Data items
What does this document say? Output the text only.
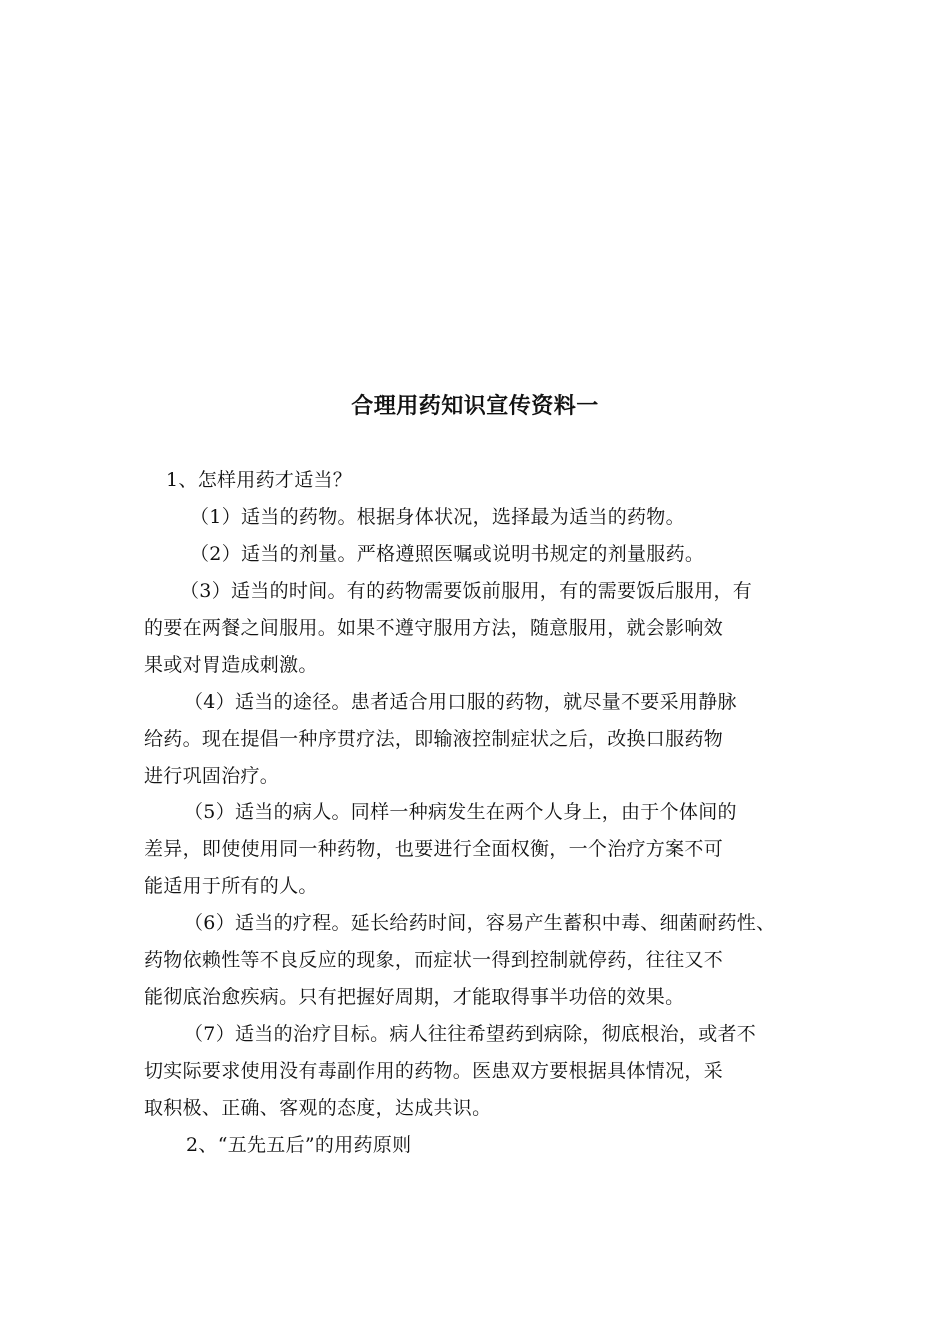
合理用药知识宣传资料一
1、怎样用药才适当？
（1）适当的药物。根据身体状况，选择最为适当的药物。
（2）适当的剂量。严格遵照医嘱或说明书规定的剂量服药。
（3）适当的时间。有的药物需要饭前服用，有的需要饭后服用，有
的要在两餐之间服用。如果不遵守服用方法，随意服用，就会影响效
果或对胃造成刺激。
（4）适当的途径。患者适合用口服的药物，就尽量不要采用静脉
给药。现在提倡一种序贯疗法，即输液控制症状之后，改换口服药物
进行巩固治疗。
（5）适当的病人。同样一种病发生在两个人身上，由于个体间的
差异，即使使用同一种药物，也要进行全面权衡，一个治疗方案不可
能适用于所有的人。
（6）适当的疗程。延长给药时间，容易产生蓄积中毒、细菌耐药性、
药物依赖性等不良反应的现象，而症状一得到控制就停药，往往又不
能彻底治愈疾病。只有把握好周期，才能取得事半功倍的效果。
（7）适当的治疗目标。病人往往希望药到病除，彻底根治，或者不
切实际要求使用没有毒副作用的药物。医患双方要根据具体情况，采
取积极、正确、客观的态度，达成共识。
2、“五先五后”的用药原则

WHAT YOU HAVE TO DO:
Extract all the data above exactly, excluding every picture.

SOLVED PROBLEM:
What does this document say? Output the text only.
合理用药知识宣传资料一
1、怎样用药才适当？
（1）适当的药物。根据身体状况，选择最为适当的药物。
（2）适当的剂量。严格遵照医嘱或说明书规定的剂量服药。
（3）适当的时间。有的药物需要饭前服用，有的需要饭后服用，有
的要在两餐之间服用。如果不遵守服用方法，随意服用，就会影响效
果或对胃造成刺激。
（4）适当的途径。患者适合用口服的药物，就尽量不要采用静脉
给药。现在提倡一种序贯疗法，即输液控制症状之后，改换口服药物
进行巩固治疗。
（5）适当的病人。同样一种病发生在两个人身上，由于个体间的
差异，即使使用同一种药物，也要进行全面权衡，一个治疗方案不可
能适用于所有的人。
（6）适当的疗程。延长给药时间，容易产生蓄积中毒、细菌耐药性、
药物依赖性等不良反应的现象，而症状一得到控制就停药，往往又不
能彻底治愈疾病。只有把握好周期，才能取得事半功倍的效果。
（7）适当的治疗目标。病人往往希望药到病除，彻底根治，或者不
切实际要求使用没有毒副作用的药物。医患双方要根据具体情况，采
取积极、正确、客观的态度，达成共识。
2、“五先五后”的用药原则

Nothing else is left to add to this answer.